_Extracted information_.
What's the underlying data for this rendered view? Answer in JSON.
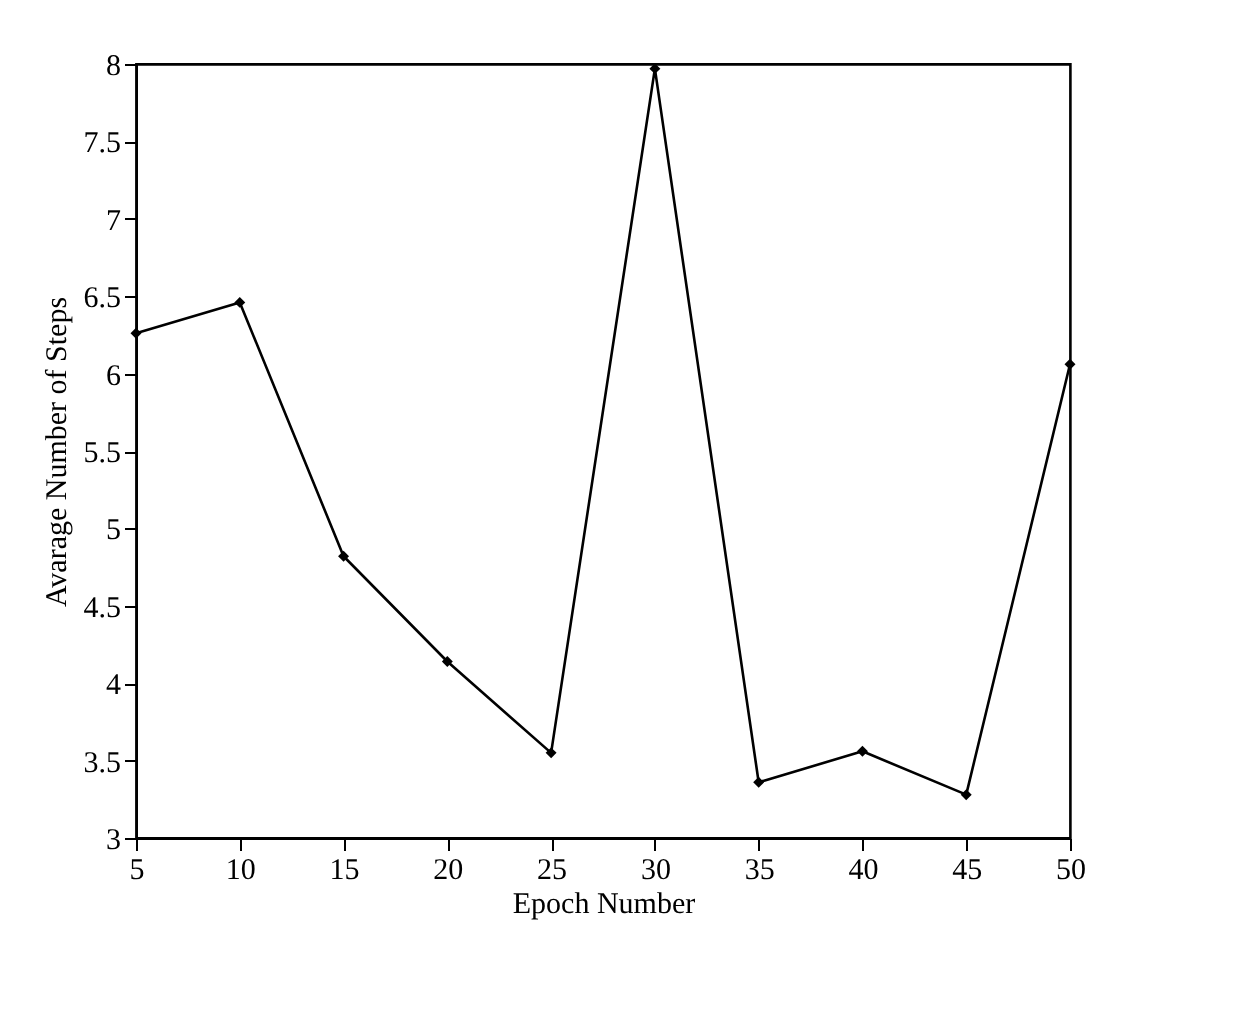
{
  "chart_data": {
    "type": "line",
    "xlabel": "Epoch Number",
    "ylabel": "Avarage Number of Steps",
    "x": [
      5,
      10,
      15,
      20,
      25,
      30,
      35,
      40,
      45,
      50
    ],
    "series": [
      {
        "color": "#000000",
        "values": [
          6.26,
          6.46,
          4.82,
          4.14,
          3.55,
          7.97,
          3.36,
          3.56,
          3.28,
          6.06
        ]
      }
    ],
    "xlim": [
      5,
      50
    ],
    "xticks": [
      5,
      10,
      15,
      20,
      25,
      30,
      35,
      40,
      45,
      50
    ],
    "ylim": [
      3,
      8
    ],
    "yticks": [
      3,
      3.5,
      4,
      4.5,
      5,
      5.5,
      6,
      6.5,
      7,
      7.5,
      8
    ],
    "grid": false,
    "legend": false,
    "marker": "diamond",
    "line_style": "solid"
  }
}
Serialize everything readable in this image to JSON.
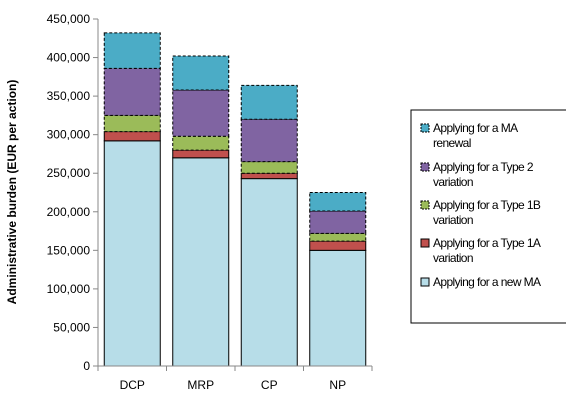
{
  "chart_data": {
    "type": "bar",
    "stacked": true,
    "categories": [
      "DCP",
      "MRP",
      "CP",
      "NP"
    ],
    "ylabel": "Administrative burden (EUR per action)",
    "xlabel": "",
    "ylim": [
      0,
      450000
    ],
    "yticks": [
      0,
      50000,
      100000,
      150000,
      200000,
      250000,
      300000,
      350000,
      400000,
      450000
    ],
    "ytick_labels": [
      "0",
      "50,000",
      "100,000",
      "150,000",
      "200,000",
      "250,000",
      "300,000",
      "350,000",
      "400,000",
      "450,000"
    ],
    "grid": false,
    "legend_position": "right",
    "series": [
      {
        "name": "Applying for a new MA",
        "color": "#b7dde8",
        "values": [
          292000,
          270000,
          243000,
          150000
        ]
      },
      {
        "name": "Applying for a Type 1A variation",
        "color": "#c0504d",
        "values": [
          12000,
          10000,
          7000,
          12000
        ]
      },
      {
        "name": "Applying for a Type 1B variation",
        "color": "#9bbb59",
        "values": [
          21000,
          18000,
          15000,
          10000
        ]
      },
      {
        "name": "Applying for a Type 2 variation",
        "color": "#8064a2",
        "values": [
          61000,
          60000,
          55000,
          29000
        ]
      },
      {
        "name": "Applying for a MA renewal",
        "color": "#4bacc6",
        "values": [
          46000,
          44000,
          44000,
          24000
        ]
      }
    ],
    "legend_labels": [
      [
        "Applying for a MA",
        "renewal"
      ],
      [
        "Applying for a Type 2",
        "variation"
      ],
      [
        "Applying for a Type 1B",
        "variation"
      ],
      [
        "Applying for a Type 1A",
        "variation"
      ],
      [
        "Applying for a new MA",
        ""
      ]
    ]
  }
}
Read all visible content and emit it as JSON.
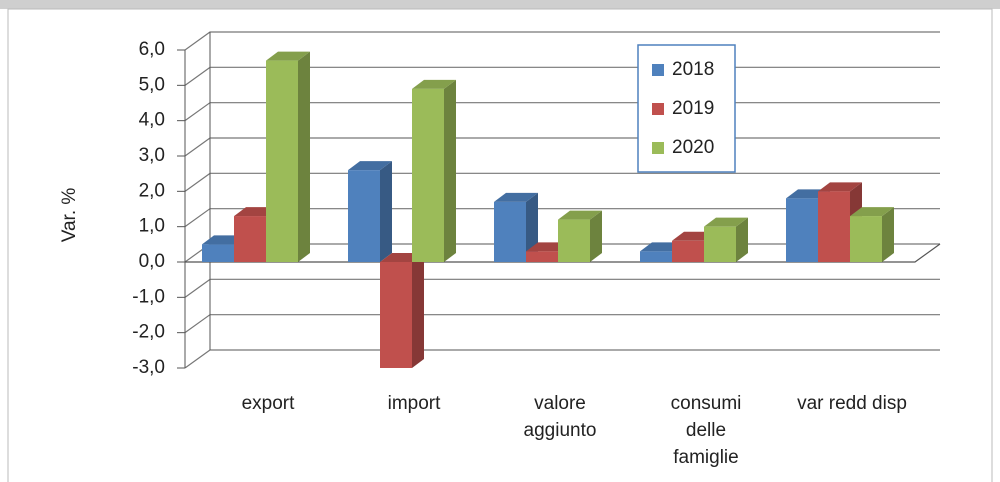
{
  "chart_data": {
    "type": "bar3d",
    "y_label": "Var. %",
    "categories": [
      "export",
      "import",
      "valore\naggiunto",
      "consumi\ndelle\nfamiglie",
      "var redd disp"
    ],
    "series": [
      {
        "name": "2018",
        "color": "#4f81bd",
        "values": [
          0.5,
          2.6,
          1.7,
          0.3,
          1.8
        ]
      },
      {
        "name": "2019",
        "color": "#c0504d",
        "values": [
          1.3,
          -3.0,
          0.3,
          0.6,
          2.0
        ]
      },
      {
        "name": "2020",
        "color": "#9bbb59",
        "values": [
          5.7,
          4.9,
          1.2,
          1.0,
          1.3
        ]
      }
    ],
    "ylim": [
      -3,
      6
    ],
    "yticks": [
      {
        "value": -3,
        "label": "-3,0"
      },
      {
        "value": -2,
        "label": "-2,0"
      },
      {
        "value": -1,
        "label": "-1,0"
      },
      {
        "value": 0,
        "label": "0,0"
      },
      {
        "value": 1,
        "label": "1,0"
      },
      {
        "value": 2,
        "label": "2,0"
      },
      {
        "value": 3,
        "label": "3,0"
      },
      {
        "value": 4,
        "label": "4,0"
      },
      {
        "value": 5,
        "label": "5,0"
      },
      {
        "value": 6,
        "label": "6,0"
      }
    ],
    "grid": true
  }
}
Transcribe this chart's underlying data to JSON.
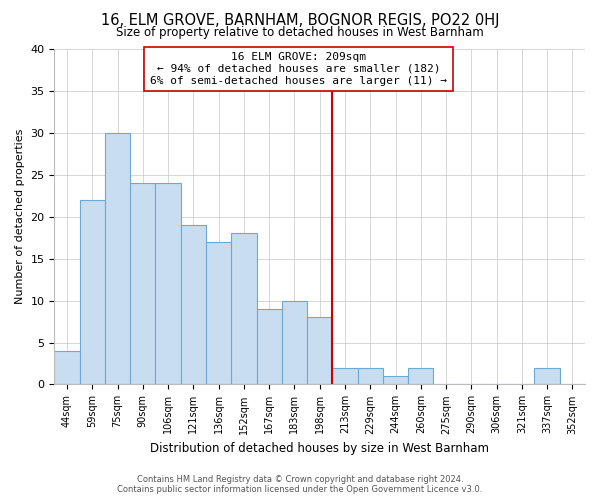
{
  "title": "16, ELM GROVE, BARNHAM, BOGNOR REGIS, PO22 0HJ",
  "subtitle": "Size of property relative to detached houses in West Barnham",
  "xlabel": "Distribution of detached houses by size in West Barnham",
  "ylabel": "Number of detached properties",
  "bar_labels": [
    "44sqm",
    "59sqm",
    "75sqm",
    "90sqm",
    "106sqm",
    "121sqm",
    "136sqm",
    "152sqm",
    "167sqm",
    "183sqm",
    "198sqm",
    "213sqm",
    "229sqm",
    "244sqm",
    "260sqm",
    "275sqm",
    "290sqm",
    "306sqm",
    "321sqm",
    "337sqm",
    "352sqm"
  ],
  "bar_values": [
    4,
    22,
    30,
    24,
    24,
    19,
    17,
    18,
    9,
    10,
    8,
    2,
    2,
    1,
    2,
    0,
    0,
    0,
    0,
    2,
    0
  ],
  "bar_color": "#c8ddf0",
  "bar_edge_color": "#6aaad4",
  "vline_x_idx": 11,
  "vline_color": "#cc0000",
  "annotation_title": "16 ELM GROVE: 209sqm",
  "annotation_line1": "← 94% of detached houses are smaller (182)",
  "annotation_line2": "6% of semi-detached houses are larger (11) →",
  "ylim": [
    0,
    40
  ],
  "yticks": [
    0,
    5,
    10,
    15,
    20,
    25,
    30,
    35,
    40
  ],
  "footer_line1": "Contains HM Land Registry data © Crown copyright and database right 2024.",
  "footer_line2": "Contains public sector information licensed under the Open Government Licence v3.0.",
  "bg_color": "#ffffff",
  "grid_color": "#d0d0d0"
}
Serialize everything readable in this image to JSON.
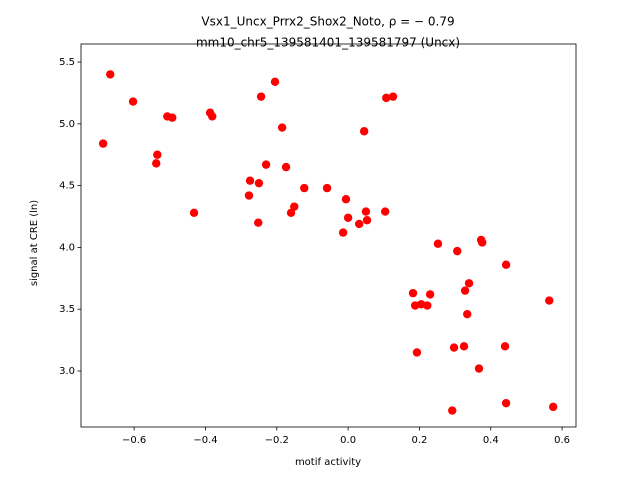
{
  "chart_data": {
    "type": "scatter",
    "title": "Vsx1_Uncx_Prrx2_Shox2_Noto, ρ = − 0.79",
    "subtitle": "mm10_chr5_139581401_139581797 (Uncx)",
    "xlabel": "motif activity",
    "ylabel": "signal at CRE (ln)",
    "color": "#ff0000",
    "xlim": [
      -0.749,
      0.639
    ],
    "ylim": [
      2.547,
      5.646
    ],
    "xticks": [
      {
        "value": -0.6,
        "label": "−0.6"
      },
      {
        "value": -0.4,
        "label": "−0.4"
      },
      {
        "value": -0.2,
        "label": "−0.2"
      },
      {
        "value": 0,
        "label": "0.0"
      },
      0.2,
      0.4,
      0.6
    ],
    "yticks": [
      {
        "value": 3,
        "label": "3.0"
      },
      3.5,
      {
        "value": 4,
        "label": "4.0"
      },
      4.5,
      {
        "value": 5,
        "label": "5.0"
      },
      5.5
    ],
    "x": [
      -0.667,
      -0.603,
      -0.687,
      -0.507,
      -0.493,
      -0.535,
      -0.538,
      -0.432,
      -0.387,
      -0.381,
      -0.244,
      -0.205,
      -0.185,
      -0.23,
      -0.174,
      -0.275,
      -0.25,
      -0.278,
      -0.252,
      -0.151,
      -0.16,
      -0.123,
      -0.059,
      -0.006,
      0.0,
      -0.014,
      0.031,
      0.05,
      0.053,
      0.104,
      0.045,
      0.107,
      0.126,
      0.252,
      0.306,
      0.373,
      0.376,
      0.443,
      0.182,
      0.188,
      0.205,
      0.222,
      0.23,
      0.339,
      0.328,
      0.334,
      0.564,
      0.193,
      0.297,
      0.325,
      0.44,
      0.367,
      0.292,
      0.443,
      0.575
    ],
    "values": [
      5.4,
      5.18,
      4.84,
      5.06,
      5.05,
      4.75,
      4.68,
      4.28,
      5.09,
      5.06,
      5.22,
      5.34,
      4.97,
      4.67,
      4.65,
      4.54,
      4.52,
      4.42,
      4.2,
      4.33,
      4.28,
      4.48,
      4.48,
      4.39,
      4.24,
      4.12,
      4.19,
      4.29,
      4.22,
      4.29,
      4.94,
      5.21,
      5.22,
      4.03,
      3.97,
      4.06,
      4.04,
      3.86,
      3.63,
      3.53,
      3.54,
      3.53,
      3.62,
      3.71,
      3.65,
      3.46,
      3.57,
      3.15,
      3.19,
      3.2,
      3.2,
      3.02,
      2.68,
      2.74,
      2.71
    ]
  }
}
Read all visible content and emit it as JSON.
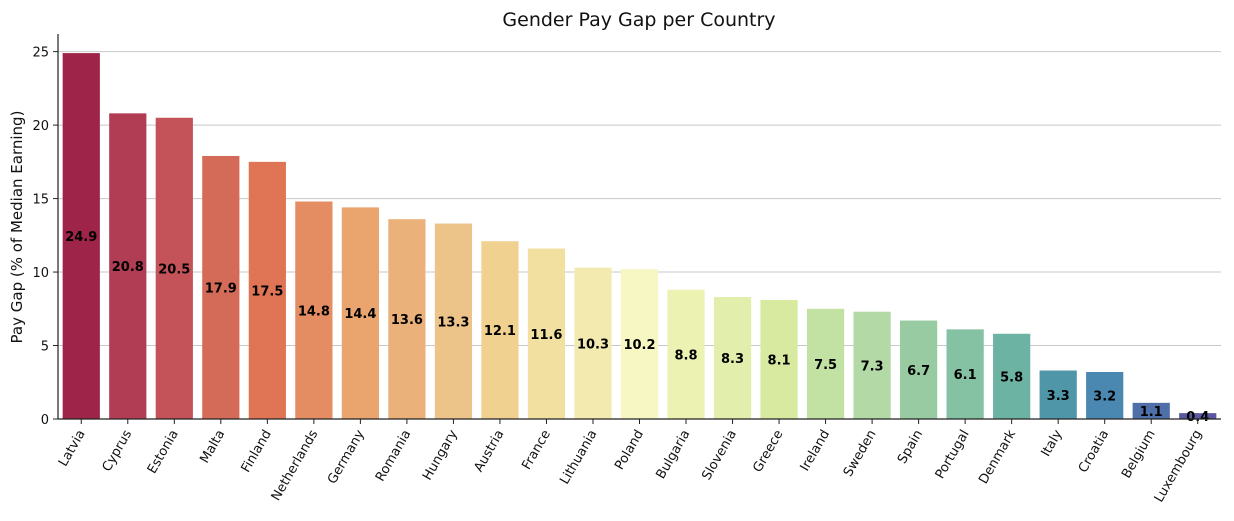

_Prompt_.
Make a copy of each line that contains the string "ylabel".

_Solution_.
    "ylabel": "Avarage Number of Steps",
    "ylabel": "Administrative burden (EUR per action)",
  "ylabel": "Number of detached properties",
    "ylabel": "signal at CRE (ln)",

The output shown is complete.